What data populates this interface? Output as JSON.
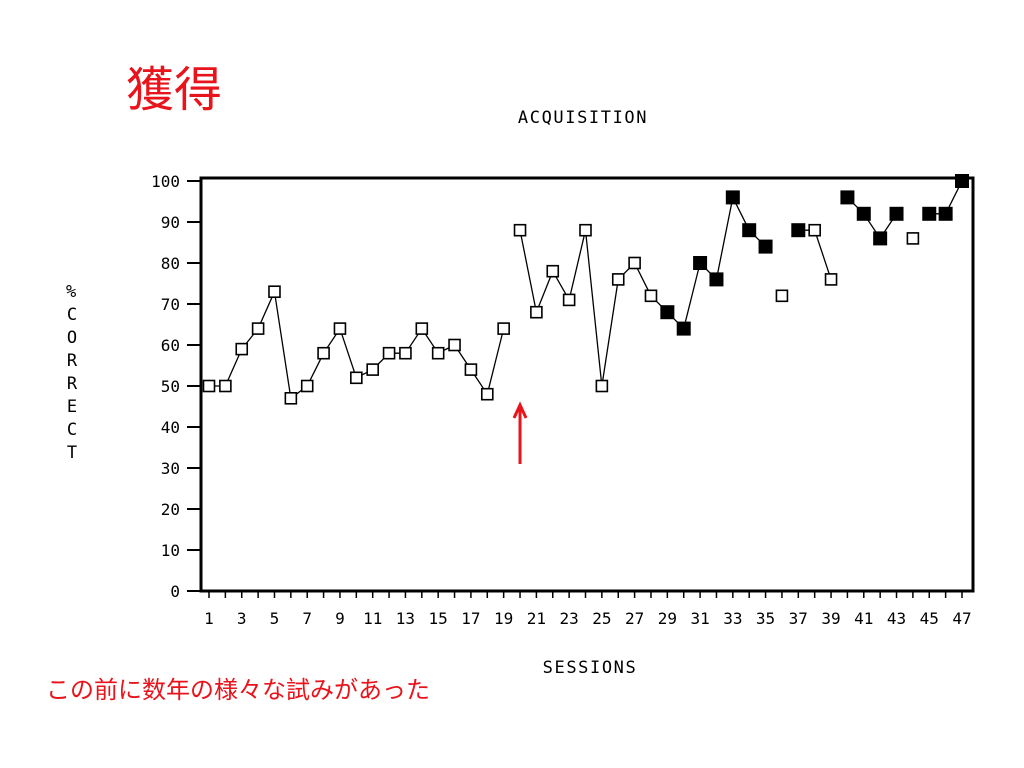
{
  "slide": {
    "heading": "獲得",
    "note": "この前に数年の様々な試みがあった"
  },
  "colors": {
    "accent_red": "#e8131b",
    "ink": "#000000",
    "background": "#ffffff"
  },
  "chart_data": {
    "type": "line",
    "title": "ACQUISITION",
    "xlabel": "SESSIONS",
    "ylabel": "% CORRECT",
    "xlim": [
      1,
      47
    ],
    "ylim": [
      0,
      100
    ],
    "xticks": [
      1,
      3,
      5,
      7,
      9,
      11,
      13,
      15,
      17,
      19,
      21,
      23,
      25,
      27,
      29,
      31,
      33,
      35,
      37,
      39,
      41,
      43,
      45,
      47
    ],
    "yticks": [
      0,
      10,
      20,
      30,
      40,
      50,
      60,
      70,
      80,
      90,
      100
    ],
    "grid": false,
    "x": [
      1,
      2,
      3,
      4,
      5,
      6,
      7,
      8,
      9,
      10,
      11,
      12,
      13,
      14,
      15,
      16,
      17,
      18,
      19,
      20,
      21,
      22,
      23,
      24,
      25,
      26,
      27,
      28,
      29,
      30,
      31,
      32,
      33,
      34,
      35,
      36,
      37,
      38,
      39,
      40,
      41,
      42,
      43,
      44,
      45,
      46,
      47
    ],
    "values": [
      50,
      50,
      59,
      64,
      73,
      47,
      50,
      58,
      64,
      52,
      54,
      58,
      58,
      64,
      58,
      60,
      54,
      48,
      64,
      88,
      68,
      78,
      71,
      88,
      50,
      76,
      80,
      72,
      68,
      64,
      80,
      76,
      96,
      88,
      84,
      72,
      88,
      88,
      76,
      96,
      92,
      86,
      92,
      86,
      92,
      92,
      100
    ],
    "filled_marker_sessions": [
      29,
      30,
      31,
      32,
      33,
      34,
      35,
      37,
      40,
      41,
      42,
      43,
      45,
      46,
      47
    ],
    "connected_runs": [
      [
        1,
        19
      ],
      [
        20,
        35
      ],
      [
        36,
        36
      ],
      [
        37,
        39
      ],
      [
        40,
        43
      ],
      [
        44,
        44
      ],
      [
        45,
        47
      ]
    ],
    "arrow_marker": {
      "x": 20,
      "color": "#e8131b"
    }
  }
}
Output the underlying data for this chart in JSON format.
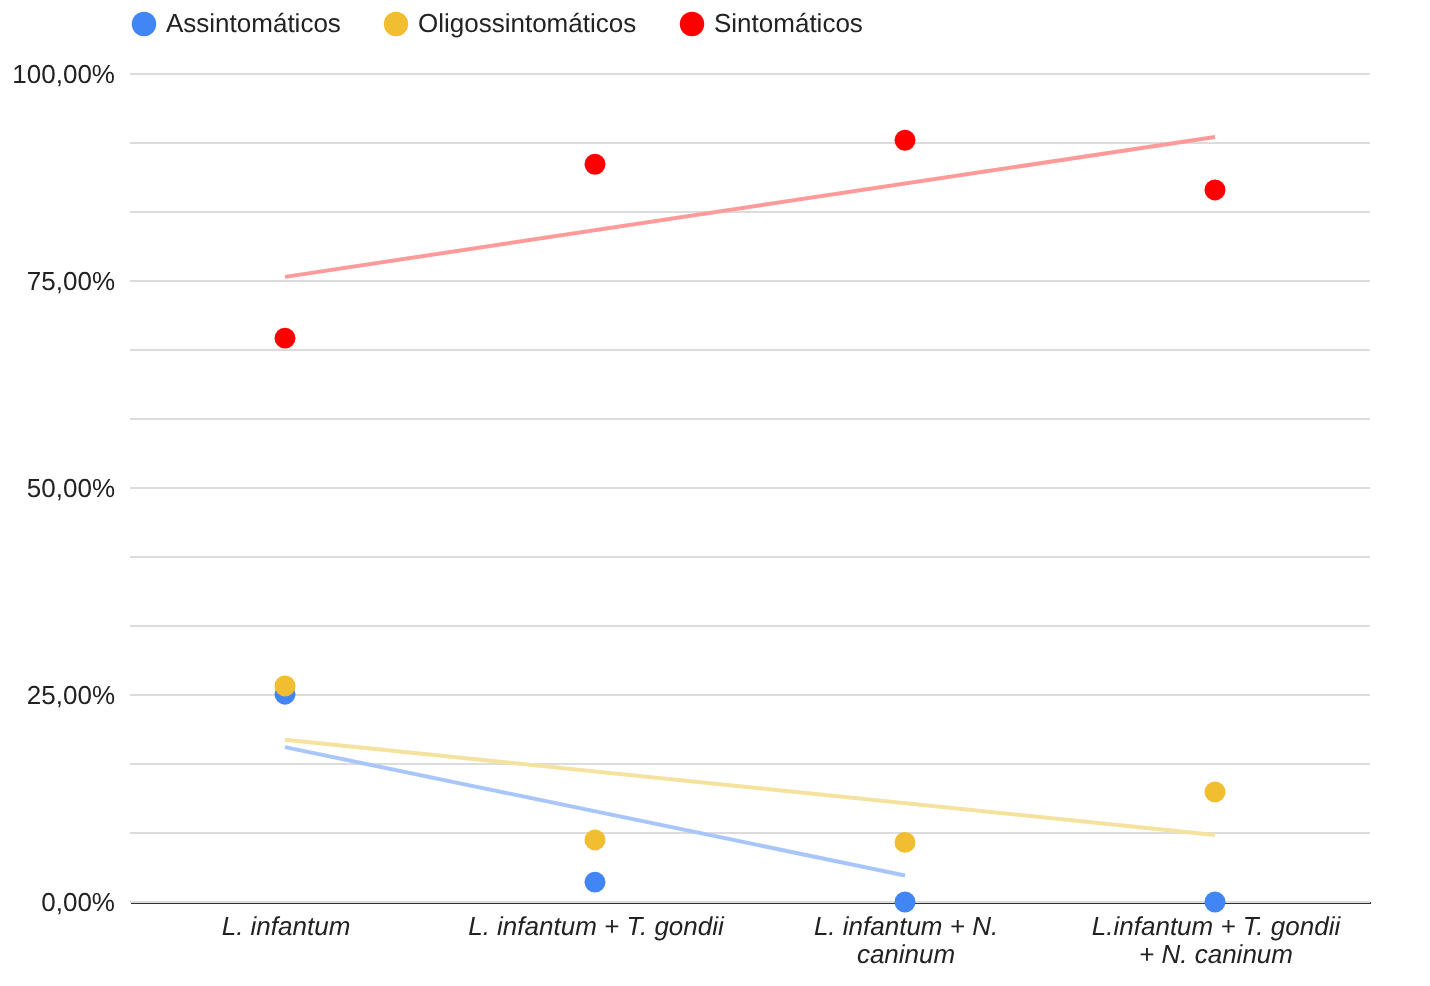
{
  "chart_data": {
    "type": "scatter",
    "categories": [
      "L. infantum",
      "L. infantum + T. gondii",
      "L. infantum + N. caninum",
      "L.infantum + T. gondii + N. caninum"
    ],
    "ylim": [
      0,
      100
    ],
    "yticks": [
      {
        "value": 0,
        "label": "0,00%"
      },
      {
        "value": 8.33,
        "label": null
      },
      {
        "value": 16.67,
        "label": null
      },
      {
        "value": 25,
        "label": "25,00%"
      },
      {
        "value": 33.33,
        "label": null
      },
      {
        "value": 41.67,
        "label": null
      },
      {
        "value": 50,
        "label": "50,00%"
      },
      {
        "value": 58.33,
        "label": null
      },
      {
        "value": 66.67,
        "label": null
      },
      {
        "value": 75,
        "label": "75,00%"
      },
      {
        "value": 83.33,
        "label": null
      },
      {
        "value": 91.67,
        "label": null
      },
      {
        "value": 100,
        "label": "100,00%"
      }
    ],
    "series": [
      {
        "name": "Assintomáticos",
        "color": "#4285f4",
        "values": [
          25.1,
          2.4,
          0,
          0
        ]
      },
      {
        "name": "Oligossintomáticos",
        "color": "#f1be32",
        "values": [
          26.1,
          7.5,
          7.2,
          13.3
        ]
      },
      {
        "name": "Sintomáticos",
        "color": "#ff0000",
        "values": [
          68.1,
          89.1,
          92.0,
          86.0
        ]
      },
      {
        "type": "line",
        "marker": "none",
        "color": "#a9c6fa",
        "x": [
          "L. infantum",
          "L. infantum + N. caninum"
        ],
        "values": [
          18.7,
          3.2
        ]
      },
      {
        "type": "line",
        "marker": "none",
        "color": "#f4e29e",
        "x": [
          "L. infantum",
          "L.infantum + T. gondii + N. caninum"
        ],
        "values": [
          19.6,
          8.1
        ]
      },
      {
        "type": "line",
        "marker": "none",
        "color": "#ff9a9a",
        "x": [
          "L. infantum",
          "L.infantum + T. gondii + N. caninum"
        ],
        "values": [
          75.5,
          92.4
        ]
      }
    ],
    "grid": "y",
    "legend": "top",
    "marker": "circle"
  }
}
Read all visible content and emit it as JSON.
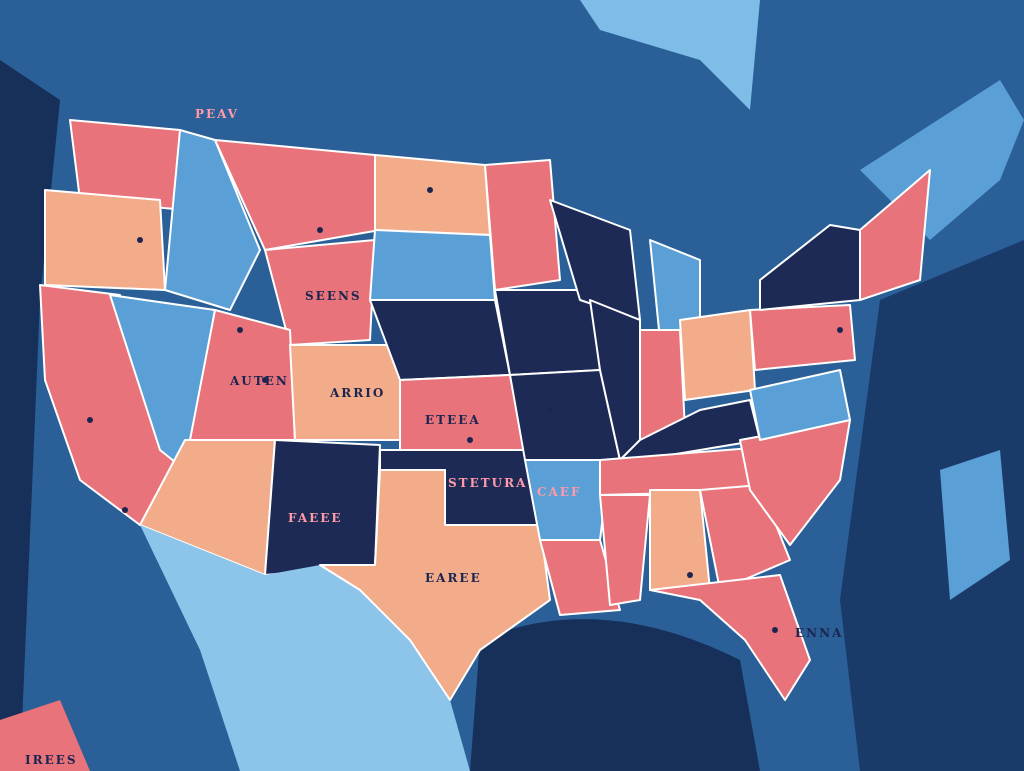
{
  "map": {
    "labels": [
      {
        "text": "PEAV"
      },
      {
        "text": "SEENS"
      },
      {
        "text": "AUTEN"
      },
      {
        "text": "ARRIO"
      },
      {
        "text": "ETEEA"
      },
      {
        "text": "STETURA"
      },
      {
        "text": "FAEEE"
      },
      {
        "text": "EAREE"
      },
      {
        "text": "CAEF"
      },
      {
        "text": "IREES"
      },
      {
        "text": "ENNA"
      }
    ]
  }
}
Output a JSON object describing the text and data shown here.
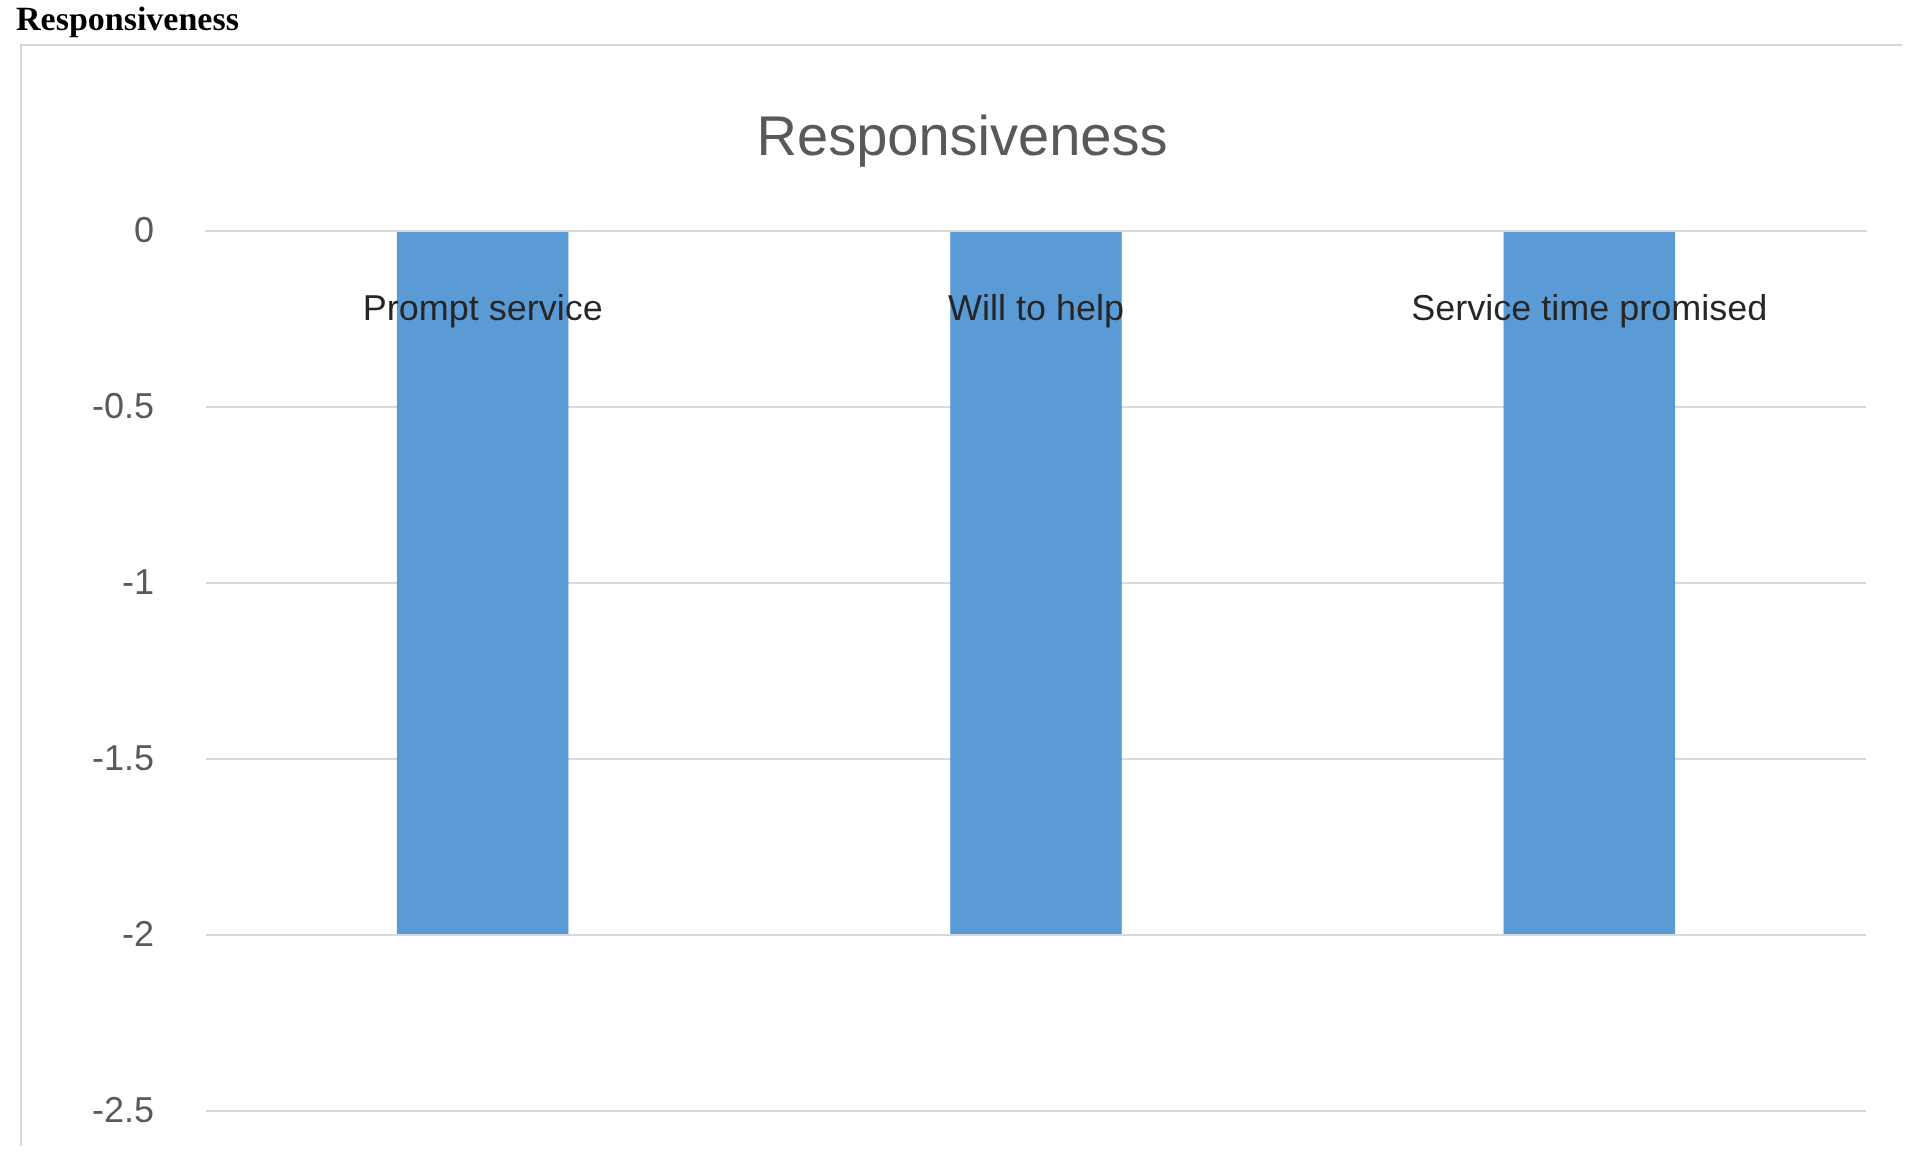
{
  "chart_data": {
    "type": "bar",
    "title": "Responsiveness",
    "annotations": [
      "Responsiveness"
    ],
    "categories": [
      "Prompt service",
      "Will to help",
      "Service time promised"
    ],
    "values": [
      -2,
      -2,
      -2
    ],
    "color": "#5b9bd5",
    "ylim": [
      -2.5,
      0
    ],
    "yticks": [
      0,
      -0.5,
      -1,
      -1.5,
      -2,
      -2.5
    ],
    "grid": "y"
  }
}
____________________
## What the task asks
Print all of the entries word for word. Skip any images they contain.

## Result for this exercise
What data populates this interface? Output as JSON.
{
  "slide": {
    "heading": "獲得",
    "note": "この前に数年の様々な試みがあった"
  },
  "colors": {
    "accent_red": "#e8131b",
    "ink": "#000000",
    "background": "#ffffff"
  },
  "chart_data": {
    "type": "line",
    "title": "ACQUISITION",
    "xlabel": "SESSIONS",
    "ylabel": "% CORRECT",
    "xlim": [
      1,
      47
    ],
    "ylim": [
      0,
      100
    ],
    "xticks": [
      1,
      3,
      5,
      7,
      9,
      11,
      13,
      15,
      17,
      19,
      21,
      23,
      25,
      27,
      29,
      31,
      33,
      35,
      37,
      39,
      41,
      43,
      45,
      47
    ],
    "yticks": [
      0,
      10,
      20,
      30,
      40,
      50,
      60,
      70,
      80,
      90,
      100
    ],
    "grid": false,
    "x": [
      1,
      2,
      3,
      4,
      5,
      6,
      7,
      8,
      9,
      10,
      11,
      12,
      13,
      14,
      15,
      16,
      17,
      18,
      19,
      20,
      21,
      22,
      23,
      24,
      25,
      26,
      27,
      28,
      29,
      30,
      31,
      32,
      33,
      34,
      35,
      36,
      37,
      38,
      39,
      40,
      41,
      42,
      43,
      44,
      45,
      46,
      47
    ],
    "values": [
      50,
      50,
      59,
      64,
      73,
      47,
      50,
      58,
      64,
      52,
      54,
      58,
      58,
      64,
      58,
      60,
      54,
      48,
      64,
      88,
      68,
      78,
      71,
      88,
      50,
      76,
      80,
      72,
      68,
      64,
      80,
      76,
      96,
      88,
      84,
      72,
      88,
      88,
      76,
      96,
      92,
      86,
      92,
      86,
      92,
      92,
      100
    ],
    "filled_marker_sessions": [
      29,
      30,
      31,
      32,
      33,
      34,
      35,
      37,
      40,
      41,
      42,
      43,
      45,
      46,
      47
    ],
    "connected_runs": [
      [
        1,
        19
      ],
      [
        20,
        35
      ],
      [
        36,
        36
      ],
      [
        37,
        39
      ],
      [
        40,
        43
      ],
      [
        44,
        44
      ],
      [
        45,
        47
      ]
    ],
    "arrow_marker": {
      "x": 20,
      "color": "#e8131b"
    }
  }
}
Output the underlying data for this chart in JSON format.
{
  "chart_data": {
    "type": "scatter",
    "categories": [
      "L. infantum",
      "L. infantum + T. gondii",
      "L. infantum + N. caninum",
      "L.infantum + T. gondii + N. caninum"
    ],
    "ylim": [
      0,
      100
    ],
    "yticks": [
      {
        "value": 0,
        "label": "0,00%"
      },
      {
        "value": 8.33,
        "label": null
      },
      {
        "value": 16.67,
        "label": null
      },
      {
        "value": 25,
        "label": "25,00%"
      },
      {
        "value": 33.33,
        "label": null
      },
      {
        "value": 41.67,
        "label": null
      },
      {
        "value": 50,
        "label": "50,00%"
      },
      {
        "value": 58.33,
        "label": null
      },
      {
        "value": 66.67,
        "label": null
      },
      {
        "value": 75,
        "label": "75,00%"
      },
      {
        "value": 83.33,
        "label": null
      },
      {
        "value": 91.67,
        "label": null
      },
      {
        "value": 100,
        "label": "100,00%"
      }
    ],
    "series": [
      {
        "name": "Assintomáticos",
        "color": "#4285f4",
        "values": [
          25.1,
          2.4,
          0,
          0
        ]
      },
      {
        "name": "Oligossintomáticos",
        "color": "#f1be32",
        "values": [
          26.1,
          7.5,
          7.2,
          13.3
        ]
      },
      {
        "name": "Sintomáticos",
        "color": "#ff0000",
        "values": [
          68.1,
          89.1,
          92.0,
          86.0
        ]
      },
      {
        "type": "line",
        "marker": "none",
        "color": "#a9c6fa",
        "x": [
          "L. infantum",
          "L. infantum + N. caninum"
        ],
        "values": [
          18.7,
          3.2
        ]
      },
      {
        "type": "line",
        "marker": "none",
        "color": "#f4e29e",
        "x": [
          "L. infantum",
          "L.infantum + T. gondii + N. caninum"
        ],
        "values": [
          19.6,
          8.1
        ]
      },
      {
        "type": "line",
        "marker": "none",
        "color": "#ff9a9a",
        "x": [
          "L. infantum",
          "L.infantum + T. gondii + N. caninum"
        ],
        "values": [
          75.5,
          92.4
        ]
      }
    ],
    "grid": "y",
    "legend": "top",
    "marker": "circle"
  }
}
Read all visible content and emit it as JSON.
{
  "map": {
    "labels": [
      {
        "text": "PEAV"
      },
      {
        "text": "SEENS"
      },
      {
        "text": "AUTEN"
      },
      {
        "text": "ARRIO"
      },
      {
        "text": "ETEEA"
      },
      {
        "text": "STETURA"
      },
      {
        "text": "FAEEE"
      },
      {
        "text": "EAREE"
      },
      {
        "text": "CAEF"
      },
      {
        "text": "IREES"
      },
      {
        "text": "ENNA"
      }
    ]
  }
}
Output a JSON object describing the text and data shown here.
{
  "chart_data": {
    "type": "bar",
    "title": "Responsiveness",
    "annotations": [
      "Responsiveness"
    ],
    "categories": [
      "Prompt service",
      "Will to help",
      "Service time promised"
    ],
    "values": [
      -2,
      -2,
      -2
    ],
    "color": "#5b9bd5",
    "ylim": [
      -2.5,
      0
    ],
    "yticks": [
      0,
      -0.5,
      -1,
      -1.5,
      -2,
      -2.5
    ],
    "grid": "y"
  }
}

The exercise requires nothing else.